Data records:
____________________

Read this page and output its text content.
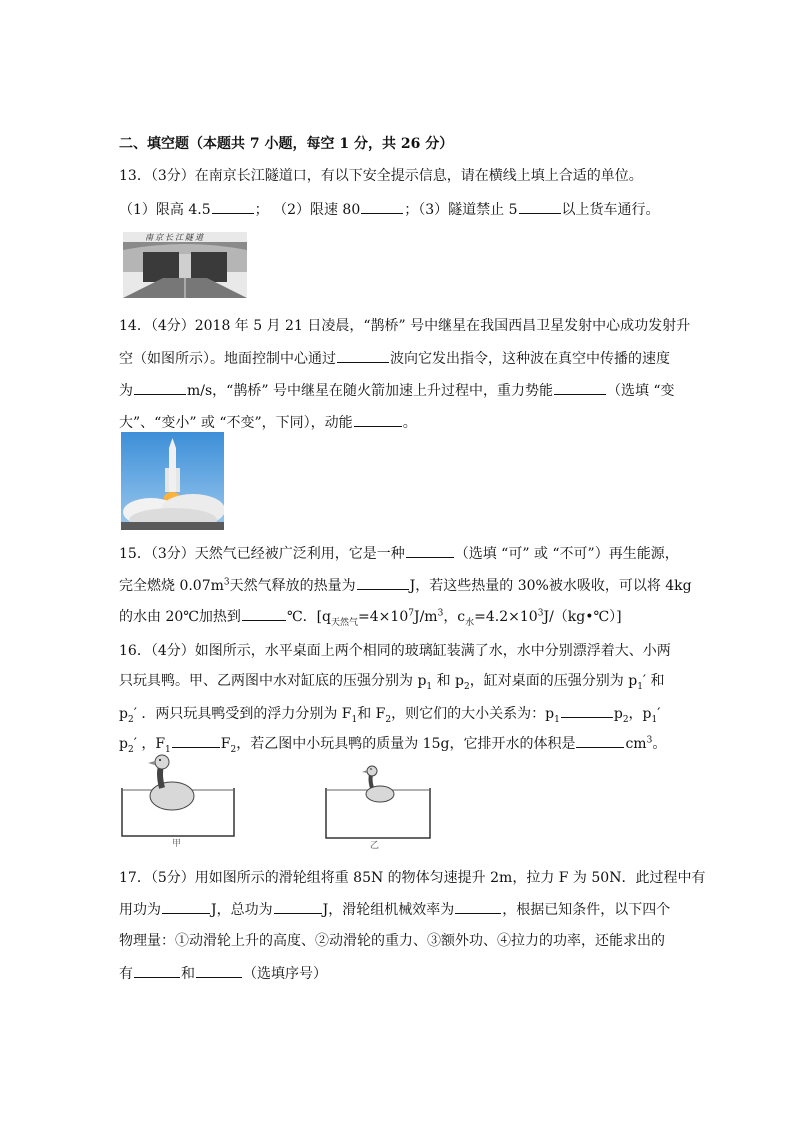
二、填空题（本题共 7 小题，每空 1 分，共 26 分）
13．（3分）在南京长江隧道口，有以下安全提示信息，请在横线上填上合适的单位。
（1）限高 4.5	； （2）限速 80	；（3）隧道禁止 5	以上货车通行。
南京长江隧道
14．（4分）2018 年 5 月 21 日凌晨，“鹊桥” 号中继星在我国西昌卫星发射中心成功发射升
空（如图所示）。地面控制中心通过	波向它发出指令，这种波在真空中传播的速度
为	m/s，“鹊桥” 号中继星在随火箭加速上升过程中，重力势能	（选填 “变
大”、“变小” 或 “不变”，下同），动能	。
15．（3分）天然气已经被广泛利用，它是一种	（选填 “可” 或 “不可”）再生能源，
完全燃烧 $0.07m^3$天然气释放的热量为	J，若这些热量的 30%被水吸收，可以将 4kg
的水由 20℃加热到	℃．[$q_{天然气}=4\times 10^7J/m^3$，$c_水=4.2\times 10^3J/(kg•℃)$]
16．（4分）如图所示，水平桌面上两个相同的玻璃缸装满了水，水中分别漂浮着大、小两
只玩具鸭。甲、乙两图中水对缸底的压强分别为 $p_1$ 和 $p_2$，缸对桌面的压强分别为 $p_1'$ 和
$p_2'$ ．两只玩具鸭受到的浮力分别为 $F_1$和 $F_2$，则它们的大小关系为：$p_1$	$p_2$，$p_1'$
$p_2'$ ，$F_1$	$F_2$，若乙图中小玩具鸭的质量为 15g，它排开水的体积是	$cm^3$。
甲	乙
17．（5分）用如图所示的滑轮组将重 85N 的物体匀速提升 2m，拉力 F 为 50N．此过程中有
用功为	J，总功为	J，滑轮组机械效率为	，根据已知条件，以下四个
物理量：①动滑轮上升的高度、②动滑轮的重力、③额外功、④拉力的功率，还能求出的
有	和	（选填序号）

____________________

__Problem statement__
Leave out every picture and copy the rest of the records exactly.

__Solved problem__
Read this page and output its text content.
二、填空题（本题共 7 小题，每空 1 分，共 26 分）
13．（3分）在南京长江隧道口，有以下安全提示信息，请在横线上填上合适的单位。
（1）限高 4.5	； （2）限速 80	；（3）隧道禁止 5	以上货车通行。
南京长江隧道
14．（4分）2018 年 5 月 21 日凌晨，“鹊桥” 号中继星在我国西昌卫星发射中心成功发射升
空（如图所示）。地面控制中心通过	波向它发出指令，这种波在真空中传播的速度
为	m/s，“鹊桥” 号中继星在随火箭加速上升过程中，重力势能	（选填 “变
大”、“变小” 或 “不变”，下同），动能	。
15．（3分）天然气已经被广泛利用，它是一种	（选填 “可” 或 “不可”）再生能源，
完全燃烧 $0.07m^3$天然气释放的热量为	J，若这些热量的 30%被水吸收，可以将 4kg
的水由 20℃加热到	℃．[$q_{天然气}=4\times 10^7J/m^3$，$c_水=4.2\times 10^3J/(kg•℃)$]
16．（4分）如图所示，水平桌面上两个相同的玻璃缸装满了水，水中分别漂浮着大、小两
只玩具鸭。甲、乙两图中水对缸底的压强分别为 $p_1$ 和 $p_2$，缸对桌面的压强分别为 $p_1'$ 和
$p_2'$ ．两只玩具鸭受到的浮力分别为 $F_1$和 $F_2$，则它们的大小关系为：$p_1$	$p_2$，$p_1'$
$p_2'$ ，$F_1$	$F_2$，若乙图中小玩具鸭的质量为 15g，它排开水的体积是	$cm^3$。
甲	乙
17．（5分）用如图所示的滑轮组将重 85N 的物体匀速提升 2m，拉力 F 为 50N．此过程中有
用功为	J，总功为	J，滑轮组机械效率为	，根据已知条件，以下四个
物理量：①动滑轮上升的高度、②动滑轮的重力、③额外功、④拉力的功率，还能求出的
有	和	（选填序号）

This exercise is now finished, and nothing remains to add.